### [THE EXERCISE]
Print the data exactly as it is given, please.
====================
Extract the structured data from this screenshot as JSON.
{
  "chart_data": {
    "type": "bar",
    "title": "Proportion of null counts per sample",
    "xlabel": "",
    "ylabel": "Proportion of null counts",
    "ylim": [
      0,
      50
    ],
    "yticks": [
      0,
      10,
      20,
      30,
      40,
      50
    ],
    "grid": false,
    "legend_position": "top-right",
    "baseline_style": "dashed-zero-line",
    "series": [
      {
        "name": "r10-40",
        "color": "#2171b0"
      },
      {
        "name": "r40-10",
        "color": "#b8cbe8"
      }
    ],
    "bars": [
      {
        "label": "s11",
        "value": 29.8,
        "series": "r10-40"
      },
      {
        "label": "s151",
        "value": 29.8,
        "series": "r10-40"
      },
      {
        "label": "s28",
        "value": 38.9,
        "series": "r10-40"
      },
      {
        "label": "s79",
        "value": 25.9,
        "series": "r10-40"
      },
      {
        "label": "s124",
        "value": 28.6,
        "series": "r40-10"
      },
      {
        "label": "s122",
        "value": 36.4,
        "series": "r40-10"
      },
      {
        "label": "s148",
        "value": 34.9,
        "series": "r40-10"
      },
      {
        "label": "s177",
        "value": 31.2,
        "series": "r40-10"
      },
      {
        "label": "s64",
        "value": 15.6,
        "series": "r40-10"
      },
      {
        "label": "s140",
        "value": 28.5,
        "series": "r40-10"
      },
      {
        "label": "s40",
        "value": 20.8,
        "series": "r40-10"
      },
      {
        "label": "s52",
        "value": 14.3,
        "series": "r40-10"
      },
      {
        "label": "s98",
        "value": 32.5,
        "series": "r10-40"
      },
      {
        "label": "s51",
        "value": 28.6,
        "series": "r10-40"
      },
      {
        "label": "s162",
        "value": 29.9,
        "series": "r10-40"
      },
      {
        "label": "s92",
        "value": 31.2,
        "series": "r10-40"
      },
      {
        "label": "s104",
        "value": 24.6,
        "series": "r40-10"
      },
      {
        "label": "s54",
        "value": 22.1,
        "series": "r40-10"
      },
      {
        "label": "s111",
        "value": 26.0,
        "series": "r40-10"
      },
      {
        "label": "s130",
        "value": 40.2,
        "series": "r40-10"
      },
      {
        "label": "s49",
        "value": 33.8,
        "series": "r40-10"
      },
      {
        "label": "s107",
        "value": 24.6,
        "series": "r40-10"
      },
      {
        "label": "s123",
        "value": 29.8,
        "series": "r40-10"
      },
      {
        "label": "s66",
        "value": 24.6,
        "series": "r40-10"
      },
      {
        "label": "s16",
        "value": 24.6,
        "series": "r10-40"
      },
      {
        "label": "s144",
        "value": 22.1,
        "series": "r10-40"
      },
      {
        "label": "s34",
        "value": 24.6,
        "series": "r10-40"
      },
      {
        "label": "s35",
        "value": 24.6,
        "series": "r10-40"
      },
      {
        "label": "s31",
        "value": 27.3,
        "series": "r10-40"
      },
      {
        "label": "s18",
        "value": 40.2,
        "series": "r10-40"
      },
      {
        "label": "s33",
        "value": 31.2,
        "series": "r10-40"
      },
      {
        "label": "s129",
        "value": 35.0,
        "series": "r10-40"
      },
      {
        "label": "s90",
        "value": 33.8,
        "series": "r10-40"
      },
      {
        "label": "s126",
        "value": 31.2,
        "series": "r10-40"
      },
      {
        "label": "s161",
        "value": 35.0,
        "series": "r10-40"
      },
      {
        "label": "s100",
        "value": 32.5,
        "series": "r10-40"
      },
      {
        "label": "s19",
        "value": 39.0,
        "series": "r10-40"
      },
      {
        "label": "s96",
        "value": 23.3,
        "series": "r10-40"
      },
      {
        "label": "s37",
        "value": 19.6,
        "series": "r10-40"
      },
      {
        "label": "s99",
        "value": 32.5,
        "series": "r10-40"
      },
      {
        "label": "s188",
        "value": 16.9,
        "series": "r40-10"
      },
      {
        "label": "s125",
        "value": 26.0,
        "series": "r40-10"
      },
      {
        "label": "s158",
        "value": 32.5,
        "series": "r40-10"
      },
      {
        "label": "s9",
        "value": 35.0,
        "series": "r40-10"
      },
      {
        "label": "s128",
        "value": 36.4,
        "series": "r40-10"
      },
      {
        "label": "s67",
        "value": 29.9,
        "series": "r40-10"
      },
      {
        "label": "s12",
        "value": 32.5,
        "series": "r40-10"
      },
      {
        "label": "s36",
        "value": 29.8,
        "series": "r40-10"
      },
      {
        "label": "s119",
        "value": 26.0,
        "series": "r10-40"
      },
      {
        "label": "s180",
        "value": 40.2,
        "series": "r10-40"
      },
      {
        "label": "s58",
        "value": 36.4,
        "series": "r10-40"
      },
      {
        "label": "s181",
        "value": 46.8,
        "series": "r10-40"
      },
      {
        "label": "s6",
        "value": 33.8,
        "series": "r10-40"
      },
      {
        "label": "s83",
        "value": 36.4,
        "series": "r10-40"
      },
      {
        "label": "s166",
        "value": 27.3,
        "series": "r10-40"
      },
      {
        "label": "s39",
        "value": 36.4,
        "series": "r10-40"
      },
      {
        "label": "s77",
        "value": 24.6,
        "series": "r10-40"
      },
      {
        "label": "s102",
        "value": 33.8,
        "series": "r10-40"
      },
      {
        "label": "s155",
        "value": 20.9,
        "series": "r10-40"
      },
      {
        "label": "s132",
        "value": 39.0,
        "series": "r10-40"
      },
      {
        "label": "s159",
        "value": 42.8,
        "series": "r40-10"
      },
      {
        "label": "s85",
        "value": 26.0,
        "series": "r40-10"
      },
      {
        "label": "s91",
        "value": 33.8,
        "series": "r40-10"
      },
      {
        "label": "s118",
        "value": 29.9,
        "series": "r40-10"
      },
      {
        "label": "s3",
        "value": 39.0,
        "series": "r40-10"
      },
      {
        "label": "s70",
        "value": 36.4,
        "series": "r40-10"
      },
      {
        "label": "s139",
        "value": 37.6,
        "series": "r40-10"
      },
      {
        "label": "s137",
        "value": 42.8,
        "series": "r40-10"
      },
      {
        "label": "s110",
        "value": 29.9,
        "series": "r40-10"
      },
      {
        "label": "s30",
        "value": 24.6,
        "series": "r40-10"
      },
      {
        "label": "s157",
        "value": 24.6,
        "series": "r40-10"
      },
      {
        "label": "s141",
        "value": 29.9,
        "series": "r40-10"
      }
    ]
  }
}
====================
### [FULL SOLUTION]
Extract the structured data from this screenshot as JSON.
{
  "chart_data": {
    "type": "bar",
    "title": "Proportion of null counts per sample",
    "xlabel": "",
    "ylabel": "Proportion of null counts",
    "ylim": [
      0,
      50
    ],
    "yticks": [
      0,
      10,
      20,
      30,
      40,
      50
    ],
    "grid": false,
    "legend_position": "top-right",
    "baseline_style": "dashed-zero-line",
    "series": [
      {
        "name": "r10-40",
        "color": "#2171b0"
      },
      {
        "name": "r40-10",
        "color": "#b8cbe8"
      }
    ],
    "bars": [
      {
        "label": "s11",
        "value": 29.8,
        "series": "r10-40"
      },
      {
        "label": "s151",
        "value": 29.8,
        "series": "r10-40"
      },
      {
        "label": "s28",
        "value": 38.9,
        "series": "r10-40"
      },
      {
        "label": "s79",
        "value": 25.9,
        "series": "r10-40"
      },
      {
        "label": "s124",
        "value": 28.6,
        "series": "r40-10"
      },
      {
        "label": "s122",
        "value": 36.4,
        "series": "r40-10"
      },
      {
        "label": "s148",
        "value": 34.9,
        "series": "r40-10"
      },
      {
        "label": "s177",
        "value": 31.2,
        "series": "r40-10"
      },
      {
        "label": "s64",
        "value": 15.6,
        "series": "r40-10"
      },
      {
        "label": "s140",
        "value": 28.5,
        "series": "r40-10"
      },
      {
        "label": "s40",
        "value": 20.8,
        "series": "r40-10"
      },
      {
        "label": "s52",
        "value": 14.3,
        "series": "r40-10"
      },
      {
        "label": "s98",
        "value": 32.5,
        "series": "r10-40"
      },
      {
        "label": "s51",
        "value": 28.6,
        "series": "r10-40"
      },
      {
        "label": "s162",
        "value": 29.9,
        "series": "r10-40"
      },
      {
        "label": "s92",
        "value": 31.2,
        "series": "r10-40"
      },
      {
        "label": "s104",
        "value": 24.6,
        "series": "r40-10"
      },
      {
        "label": "s54",
        "value": 22.1,
        "series": "r40-10"
      },
      {
        "label": "s111",
        "value": 26.0,
        "series": "r40-10"
      },
      {
        "label": "s130",
        "value": 40.2,
        "series": "r40-10"
      },
      {
        "label": "s49",
        "value": 33.8,
        "series": "r40-10"
      },
      {
        "label": "s107",
        "value": 24.6,
        "series": "r40-10"
      },
      {
        "label": "s123",
        "value": 29.8,
        "series": "r40-10"
      },
      {
        "label": "s66",
        "value": 24.6,
        "series": "r40-10"
      },
      {
        "label": "s16",
        "value": 24.6,
        "series": "r10-40"
      },
      {
        "label": "s144",
        "value": 22.1,
        "series": "r10-40"
      },
      {
        "label": "s34",
        "value": 24.6,
        "series": "r10-40"
      },
      {
        "label": "s35",
        "value": 24.6,
        "series": "r10-40"
      },
      {
        "label": "s31",
        "value": 27.3,
        "series": "r10-40"
      },
      {
        "label": "s18",
        "value": 40.2,
        "series": "r10-40"
      },
      {
        "label": "s33",
        "value": 31.2,
        "series": "r10-40"
      },
      {
        "label": "s129",
        "value": 35.0,
        "series": "r10-40"
      },
      {
        "label": "s90",
        "value": 33.8,
        "series": "r10-40"
      },
      {
        "label": "s126",
        "value": 31.2,
        "series": "r10-40"
      },
      {
        "label": "s161",
        "value": 35.0,
        "series": "r10-40"
      },
      {
        "label": "s100",
        "value": 32.5,
        "series": "r10-40"
      },
      {
        "label": "s19",
        "value": 39.0,
        "series": "r10-40"
      },
      {
        "label": "s96",
        "value": 23.3,
        "series": "r10-40"
      },
      {
        "label": "s37",
        "value": 19.6,
        "series": "r10-40"
      },
      {
        "label": "s99",
        "value": 32.5,
        "series": "r10-40"
      },
      {
        "label": "s188",
        "value": 16.9,
        "series": "r40-10"
      },
      {
        "label": "s125",
        "value": 26.0,
        "series": "r40-10"
      },
      {
        "label": "s158",
        "value": 32.5,
        "series": "r40-10"
      },
      {
        "label": "s9",
        "value": 35.0,
        "series": "r40-10"
      },
      {
        "label": "s128",
        "value": 36.4,
        "series": "r40-10"
      },
      {
        "label": "s67",
        "value": 29.9,
        "series": "r40-10"
      },
      {
        "label": "s12",
        "value": 32.5,
        "series": "r40-10"
      },
      {
        "label": "s36",
        "value": 29.8,
        "series": "r40-10"
      },
      {
        "label": "s119",
        "value": 26.0,
        "series": "r10-40"
      },
      {
        "label": "s180",
        "value": 40.2,
        "series": "r10-40"
      },
      {
        "label": "s58",
        "value": 36.4,
        "series": "r10-40"
      },
      {
        "label": "s181",
        "value": 46.8,
        "series": "r10-40"
      },
      {
        "label": "s6",
        "value": 33.8,
        "series": "r10-40"
      },
      {
        "label": "s83",
        "value": 36.4,
        "series": "r10-40"
      },
      {
        "label": "s166",
        "value": 27.3,
        "series": "r10-40"
      },
      {
        "label": "s39",
        "value": 36.4,
        "series": "r10-40"
      },
      {
        "label": "s77",
        "value": 24.6,
        "series": "r10-40"
      },
      {
        "label": "s102",
        "value": 33.8,
        "series": "r10-40"
      },
      {
        "label": "s155",
        "value": 20.9,
        "series": "r10-40"
      },
      {
        "label": "s132",
        "value": 39.0,
        "series": "r10-40"
      },
      {
        "label": "s159",
        "value": 42.8,
        "series": "r40-10"
      },
      {
        "label": "s85",
        "value": 26.0,
        "series": "r40-10"
      },
      {
        "label": "s91",
        "value": 33.8,
        "series": "r40-10"
      },
      {
        "label": "s118",
        "value": 29.9,
        "series": "r40-10"
      },
      {
        "label": "s3",
        "value": 39.0,
        "series": "r40-10"
      },
      {
        "label": "s70",
        "value": 36.4,
        "series": "r40-10"
      },
      {
        "label": "s139",
        "value": 37.6,
        "series": "r40-10"
      },
      {
        "label": "s137",
        "value": 42.8,
        "series": "r40-10"
      },
      {
        "label": "s110",
        "value": 29.9,
        "series": "r40-10"
      },
      {
        "label": "s30",
        "value": 24.6,
        "series": "r40-10"
      },
      {
        "label": "s157",
        "value": 24.6,
        "series": "r40-10"
      },
      {
        "label": "s141",
        "value": 29.9,
        "series": "r40-10"
      }
    ]
  }
}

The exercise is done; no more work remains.